═════ Records for this exercise ═════

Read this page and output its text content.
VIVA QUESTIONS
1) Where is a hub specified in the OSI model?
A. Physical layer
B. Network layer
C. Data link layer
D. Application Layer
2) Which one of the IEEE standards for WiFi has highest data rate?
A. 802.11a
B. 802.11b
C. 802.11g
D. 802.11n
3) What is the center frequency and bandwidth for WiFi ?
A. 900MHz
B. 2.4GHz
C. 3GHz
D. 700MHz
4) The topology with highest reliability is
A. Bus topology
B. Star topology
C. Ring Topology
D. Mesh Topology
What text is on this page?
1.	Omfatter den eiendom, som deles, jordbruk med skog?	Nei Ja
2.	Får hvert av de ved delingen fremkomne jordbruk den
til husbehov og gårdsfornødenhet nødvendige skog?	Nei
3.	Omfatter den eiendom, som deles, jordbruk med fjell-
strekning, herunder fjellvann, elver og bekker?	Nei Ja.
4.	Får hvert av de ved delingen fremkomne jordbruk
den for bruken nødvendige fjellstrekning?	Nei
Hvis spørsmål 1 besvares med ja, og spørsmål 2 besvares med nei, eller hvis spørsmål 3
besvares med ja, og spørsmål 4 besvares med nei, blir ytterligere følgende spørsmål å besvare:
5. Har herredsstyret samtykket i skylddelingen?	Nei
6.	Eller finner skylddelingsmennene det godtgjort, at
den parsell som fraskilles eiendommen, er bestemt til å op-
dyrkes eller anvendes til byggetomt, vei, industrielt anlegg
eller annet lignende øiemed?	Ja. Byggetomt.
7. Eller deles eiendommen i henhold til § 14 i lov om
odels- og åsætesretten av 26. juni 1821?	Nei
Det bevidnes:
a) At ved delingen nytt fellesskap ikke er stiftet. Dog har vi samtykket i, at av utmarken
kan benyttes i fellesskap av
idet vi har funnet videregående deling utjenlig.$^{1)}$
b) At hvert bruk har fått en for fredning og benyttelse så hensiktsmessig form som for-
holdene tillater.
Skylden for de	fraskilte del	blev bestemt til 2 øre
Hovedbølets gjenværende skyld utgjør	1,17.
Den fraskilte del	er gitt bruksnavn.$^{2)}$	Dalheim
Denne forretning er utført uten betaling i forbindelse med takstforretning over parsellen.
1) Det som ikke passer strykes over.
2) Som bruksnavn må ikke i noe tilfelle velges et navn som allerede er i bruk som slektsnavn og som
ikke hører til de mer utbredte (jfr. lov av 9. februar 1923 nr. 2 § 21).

═════

__The exercise__. Return the entries above exactly as they appear.

__Exercise result__.
Read this page and output its text content.
VIVA QUESTIONS
1) Where is a hub specified in the OSI model?
A. Physical layer
B. Network layer
C. Data link layer
D. Application Layer
2) Which one of the IEEE standards for WiFi has highest data rate?
A. 802.11a
B. 802.11b
C. 802.11g
D. 802.11n
3) What is the center frequency and bandwidth for WiFi ?
A. 900MHz
B. 2.4GHz
C. 3GHz
D. 700MHz
4) The topology with highest reliability is
A. Bus topology
B. Star topology
C. Ring Topology
D. Mesh Topology
What text is on this page?
1.	Omfatter den eiendom, som deles, jordbruk med skog?	Nei Ja
2.	Får hvert av de ved delingen fremkomne jordbruk den
til husbehov og gårdsfornødenhet nødvendige skog?	Nei
3.	Omfatter den eiendom, som deles, jordbruk med fjell-
strekning, herunder fjellvann, elver og bekker?	Nei Ja.
4.	Får hvert av de ved delingen fremkomne jordbruk
den for bruken nødvendige fjellstrekning?	Nei
Hvis spørsmål 1 besvares med ja, og spørsmål 2 besvares med nei, eller hvis spørsmål 3
besvares med ja, og spørsmål 4 besvares med nei, blir ytterligere følgende spørsmål å besvare:
5. Har herredsstyret samtykket i skylddelingen?	Nei
6.	Eller finner skylddelingsmennene det godtgjort, at
den parsell som fraskilles eiendommen, er bestemt til å op-
dyrkes eller anvendes til byggetomt, vei, industrielt anlegg
eller annet lignende øiemed?	Ja. Byggetomt.
7. Eller deles eiendommen i henhold til § 14 i lov om
odels- og åsætesretten av 26. juni 1821?	Nei
Det bevidnes:
a) At ved delingen nytt fellesskap ikke er stiftet. Dog har vi samtykket i, at av utmarken
kan benyttes i fellesskap av
idet vi har funnet videregående deling utjenlig.$^{1)}$
b) At hvert bruk har fått en for fredning og benyttelse så hensiktsmessig form som for-
holdene tillater.
Skylden for de	fraskilte del	blev bestemt til 2 øre
Hovedbølets gjenværende skyld utgjør	1,17.
Den fraskilte del	er gitt bruksnavn.$^{2)}$	Dalheim
Denne forretning er utført uten betaling i forbindelse med takstforretning over parsellen.
1) Det som ikke passer strykes over.
2) Som bruksnavn må ikke i noe tilfelle velges et navn som allerede er i bruk som slektsnavn og som
ikke hører til de mer utbredte (jfr. lov av 9. februar 1923 nr. 2 § 21).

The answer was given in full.